▸ **Aim**
Repeat the data verbatim.
*** Material for this exercise
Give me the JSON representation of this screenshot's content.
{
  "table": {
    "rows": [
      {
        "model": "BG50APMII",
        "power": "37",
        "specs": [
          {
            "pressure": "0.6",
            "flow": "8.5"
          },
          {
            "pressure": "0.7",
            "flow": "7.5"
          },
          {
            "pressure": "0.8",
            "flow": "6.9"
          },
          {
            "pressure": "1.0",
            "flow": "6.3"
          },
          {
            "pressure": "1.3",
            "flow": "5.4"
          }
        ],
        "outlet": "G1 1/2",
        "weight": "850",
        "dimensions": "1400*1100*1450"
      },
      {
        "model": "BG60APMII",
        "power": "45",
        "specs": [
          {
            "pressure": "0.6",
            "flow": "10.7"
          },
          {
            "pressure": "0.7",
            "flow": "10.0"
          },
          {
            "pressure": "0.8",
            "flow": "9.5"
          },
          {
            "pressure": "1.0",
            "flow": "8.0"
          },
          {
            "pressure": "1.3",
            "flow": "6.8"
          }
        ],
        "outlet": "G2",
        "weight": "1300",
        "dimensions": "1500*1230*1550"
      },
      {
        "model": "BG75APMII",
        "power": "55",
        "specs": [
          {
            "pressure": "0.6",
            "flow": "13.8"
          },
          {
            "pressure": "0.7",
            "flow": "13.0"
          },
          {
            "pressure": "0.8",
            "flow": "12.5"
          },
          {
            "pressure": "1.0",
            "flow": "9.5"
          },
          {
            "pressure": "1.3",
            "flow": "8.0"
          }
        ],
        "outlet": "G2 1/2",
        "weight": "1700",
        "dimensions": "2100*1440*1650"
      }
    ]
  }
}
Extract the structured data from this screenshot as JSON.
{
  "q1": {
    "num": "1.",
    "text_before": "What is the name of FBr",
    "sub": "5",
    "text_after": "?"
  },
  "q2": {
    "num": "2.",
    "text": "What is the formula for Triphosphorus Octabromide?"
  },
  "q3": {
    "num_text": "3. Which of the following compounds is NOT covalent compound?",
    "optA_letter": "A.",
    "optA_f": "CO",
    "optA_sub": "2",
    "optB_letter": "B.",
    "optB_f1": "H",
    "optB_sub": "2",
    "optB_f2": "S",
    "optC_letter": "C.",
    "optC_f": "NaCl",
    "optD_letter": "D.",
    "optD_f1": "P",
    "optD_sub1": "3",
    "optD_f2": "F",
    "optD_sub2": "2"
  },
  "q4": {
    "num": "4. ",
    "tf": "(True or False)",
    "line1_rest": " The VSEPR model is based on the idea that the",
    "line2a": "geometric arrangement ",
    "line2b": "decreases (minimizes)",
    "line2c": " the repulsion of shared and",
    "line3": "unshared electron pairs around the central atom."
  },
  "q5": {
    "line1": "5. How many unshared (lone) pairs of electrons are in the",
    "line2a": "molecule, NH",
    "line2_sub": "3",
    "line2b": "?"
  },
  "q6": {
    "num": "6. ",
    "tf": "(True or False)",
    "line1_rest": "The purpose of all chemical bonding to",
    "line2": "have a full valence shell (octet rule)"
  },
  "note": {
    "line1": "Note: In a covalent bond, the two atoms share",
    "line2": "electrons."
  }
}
******
▸ **Reply**
Give me the JSON representation of this screenshot's content.
{
  "table": {
    "rows": [
      {
        "model": "BG50APMII",
        "power": "37",
        "specs": [
          {
            "pressure": "0.6",
            "flow": "8.5"
          },
          {
            "pressure": "0.7",
            "flow": "7.5"
          },
          {
            "pressure": "0.8",
            "flow": "6.9"
          },
          {
            "pressure": "1.0",
            "flow": "6.3"
          },
          {
            "pressure": "1.3",
            "flow": "5.4"
          }
        ],
        "outlet": "G1 1/2",
        "weight": "850",
        "dimensions": "1400*1100*1450"
      },
      {
        "model": "BG60APMII",
        "power": "45",
        "specs": [
          {
            "pressure": "0.6",
            "flow": "10.7"
          },
          {
            "pressure": "0.7",
            "flow": "10.0"
          },
          {
            "pressure": "0.8",
            "flow": "9.5"
          },
          {
            "pressure": "1.0",
            "flow": "8.0"
          },
          {
            "pressure": "1.3",
            "flow": "6.8"
          }
        ],
        "outlet": "G2",
        "weight": "1300",
        "dimensions": "1500*1230*1550"
      },
      {
        "model": "BG75APMII",
        "power": "55",
        "specs": [
          {
            "pressure": "0.6",
            "flow": "13.8"
          },
          {
            "pressure": "0.7",
            "flow": "13.0"
          },
          {
            "pressure": "0.8",
            "flow": "12.5"
          },
          {
            "pressure": "1.0",
            "flow": "9.5"
          },
          {
            "pressure": "1.3",
            "flow": "8.0"
          }
        ],
        "outlet": "G2 1/2",
        "weight": "1700",
        "dimensions": "2100*1440*1650"
      }
    ]
  }
}
Extract the structured data from this screenshot as JSON.
{
  "q1": {
    "num": "1.",
    "text_before": "What is the name of FBr",
    "sub": "5",
    "text_after": "?"
  },
  "q2": {
    "num": "2.",
    "text": "What is the formula for Triphosphorus Octabromide?"
  },
  "q3": {
    "num_text": "3. Which of the following compounds is NOT covalent compound?",
    "optA_letter": "A.",
    "optA_f": "CO",
    "optA_sub": "2",
    "optB_letter": "B.",
    "optB_f1": "H",
    "optB_sub": "2",
    "optB_f2": "S",
    "optC_letter": "C.",
    "optC_f": "NaCl",
    "optD_letter": "D.",
    "optD_f1": "P",
    "optD_sub1": "3",
    "optD_f2": "F",
    "optD_sub2": "2"
  },
  "q4": {
    "num": "4. ",
    "tf": "(True or False)",
    "line1_rest": " The VSEPR model is based on the idea that the",
    "line2a": "geometric arrangement ",
    "line2b": "decreases (minimizes)",
    "line2c": " the repulsion of shared and",
    "line3": "unshared electron pairs around the central atom."
  },
  "q5": {
    "line1": "5. How many unshared (lone) pairs of electrons are in the",
    "line2a": "molecule, NH",
    "line2_sub": "3",
    "line2b": "?"
  },
  "q6": {
    "num": "6. ",
    "tf": "(True or False)",
    "line1_rest": "The purpose of all chemical bonding to",
    "line2": "have a full valence shell (octet rule)"
  },
  "note": {
    "line1": "Note: In a covalent bond, the two atoms share",
    "line2": "electrons."
  }
}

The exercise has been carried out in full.